▶ _WHAT THE EXERCISE ASKS_
The records that follow are to be repeated without alteration.

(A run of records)
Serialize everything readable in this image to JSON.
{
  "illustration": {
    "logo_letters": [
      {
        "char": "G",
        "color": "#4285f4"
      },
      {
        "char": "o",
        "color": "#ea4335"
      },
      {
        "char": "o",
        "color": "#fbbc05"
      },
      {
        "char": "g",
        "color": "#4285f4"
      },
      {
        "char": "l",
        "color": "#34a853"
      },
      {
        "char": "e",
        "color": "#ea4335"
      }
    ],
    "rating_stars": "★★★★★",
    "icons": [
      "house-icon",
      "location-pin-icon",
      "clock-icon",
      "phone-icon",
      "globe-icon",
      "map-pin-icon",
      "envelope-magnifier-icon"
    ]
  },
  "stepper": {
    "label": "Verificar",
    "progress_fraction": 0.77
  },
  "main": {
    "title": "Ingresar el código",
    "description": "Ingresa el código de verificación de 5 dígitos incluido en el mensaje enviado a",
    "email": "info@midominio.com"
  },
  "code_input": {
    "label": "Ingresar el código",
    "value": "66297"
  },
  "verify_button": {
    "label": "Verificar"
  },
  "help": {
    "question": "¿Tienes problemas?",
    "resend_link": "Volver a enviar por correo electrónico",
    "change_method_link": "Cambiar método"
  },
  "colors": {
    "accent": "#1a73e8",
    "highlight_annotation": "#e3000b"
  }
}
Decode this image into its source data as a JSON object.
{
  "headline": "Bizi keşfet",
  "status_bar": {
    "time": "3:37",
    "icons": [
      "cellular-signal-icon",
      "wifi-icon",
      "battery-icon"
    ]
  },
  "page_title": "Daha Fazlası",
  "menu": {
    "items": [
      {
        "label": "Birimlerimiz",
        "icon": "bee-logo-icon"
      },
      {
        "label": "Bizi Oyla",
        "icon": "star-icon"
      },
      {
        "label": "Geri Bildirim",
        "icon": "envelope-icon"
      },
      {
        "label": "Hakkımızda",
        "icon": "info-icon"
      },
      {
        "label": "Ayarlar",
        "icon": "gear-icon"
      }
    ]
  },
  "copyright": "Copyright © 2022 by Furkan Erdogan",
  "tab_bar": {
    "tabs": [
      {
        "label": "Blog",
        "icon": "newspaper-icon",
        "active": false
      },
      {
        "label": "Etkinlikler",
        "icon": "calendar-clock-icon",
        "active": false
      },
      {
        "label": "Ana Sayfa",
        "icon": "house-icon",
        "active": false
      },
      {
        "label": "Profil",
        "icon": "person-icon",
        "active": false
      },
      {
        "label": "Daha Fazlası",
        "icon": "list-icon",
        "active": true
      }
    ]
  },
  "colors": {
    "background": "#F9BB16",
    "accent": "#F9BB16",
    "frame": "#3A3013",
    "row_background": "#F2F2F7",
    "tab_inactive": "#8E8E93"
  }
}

▶ _THE COMPLETED TASK_
Serialize everything readable in this image to JSON.
{
  "illustration": {
    "logo_letters": [
      {
        "char": "G",
        "color": "#4285f4"
      },
      {
        "char": "o",
        "color": "#ea4335"
      },
      {
        "char": "o",
        "color": "#fbbc05"
      },
      {
        "char": "g",
        "color": "#4285f4"
      },
      {
        "char": "l",
        "color": "#34a853"
      },
      {
        "char": "e",
        "color": "#ea4335"
      }
    ],
    "rating_stars": "★★★★★",
    "icons": [
      "house-icon",
      "location-pin-icon",
      "clock-icon",
      "phone-icon",
      "globe-icon",
      "map-pin-icon",
      "envelope-magnifier-icon"
    ]
  },
  "stepper": {
    "label": "Verificar",
    "progress_fraction": 0.77
  },
  "main": {
    "title": "Ingresar el código",
    "description": "Ingresa el código de verificación de 5 dígitos incluido en el mensaje enviado a",
    "email": "info@midominio.com"
  },
  "code_input": {
    "label": "Ingresar el código",
    "value": "66297"
  },
  "verify_button": {
    "label": "Verificar"
  },
  "help": {
    "question": "¿Tienes problemas?",
    "resend_link": "Volver a enviar por correo electrónico",
    "change_method_link": "Cambiar método"
  },
  "colors": {
    "accent": "#1a73e8",
    "highlight_annotation": "#e3000b"
  }
}
Decode this image into its source data as a JSON object.
{
  "headline": "Bizi keşfet",
  "status_bar": {
    "time": "3:37",
    "icons": [
      "cellular-signal-icon",
      "wifi-icon",
      "battery-icon"
    ]
  },
  "page_title": "Daha Fazlası",
  "menu": {
    "items": [
      {
        "label": "Birimlerimiz",
        "icon": "bee-logo-icon"
      },
      {
        "label": "Bizi Oyla",
        "icon": "star-icon"
      },
      {
        "label": "Geri Bildirim",
        "icon": "envelope-icon"
      },
      {
        "label": "Hakkımızda",
        "icon": "info-icon"
      },
      {
        "label": "Ayarlar",
        "icon": "gear-icon"
      }
    ]
  },
  "copyright": "Copyright © 2022 by Furkan Erdogan",
  "tab_bar": {
    "tabs": [
      {
        "label": "Blog",
        "icon": "newspaper-icon",
        "active": false
      },
      {
        "label": "Etkinlikler",
        "icon": "calendar-clock-icon",
        "active": false
      },
      {
        "label": "Ana Sayfa",
        "icon": "house-icon",
        "active": false
      },
      {
        "label": "Profil",
        "icon": "person-icon",
        "active": false
      },
      {
        "label": "Daha Fazlası",
        "icon": "list-icon",
        "active": true
      }
    ]
  },
  "colors": {
    "background": "#F9BB16",
    "accent": "#F9BB16",
    "frame": "#3A3013",
    "row_background": "#F2F2F7",
    "tab_inactive": "#8E8E93"
  }
}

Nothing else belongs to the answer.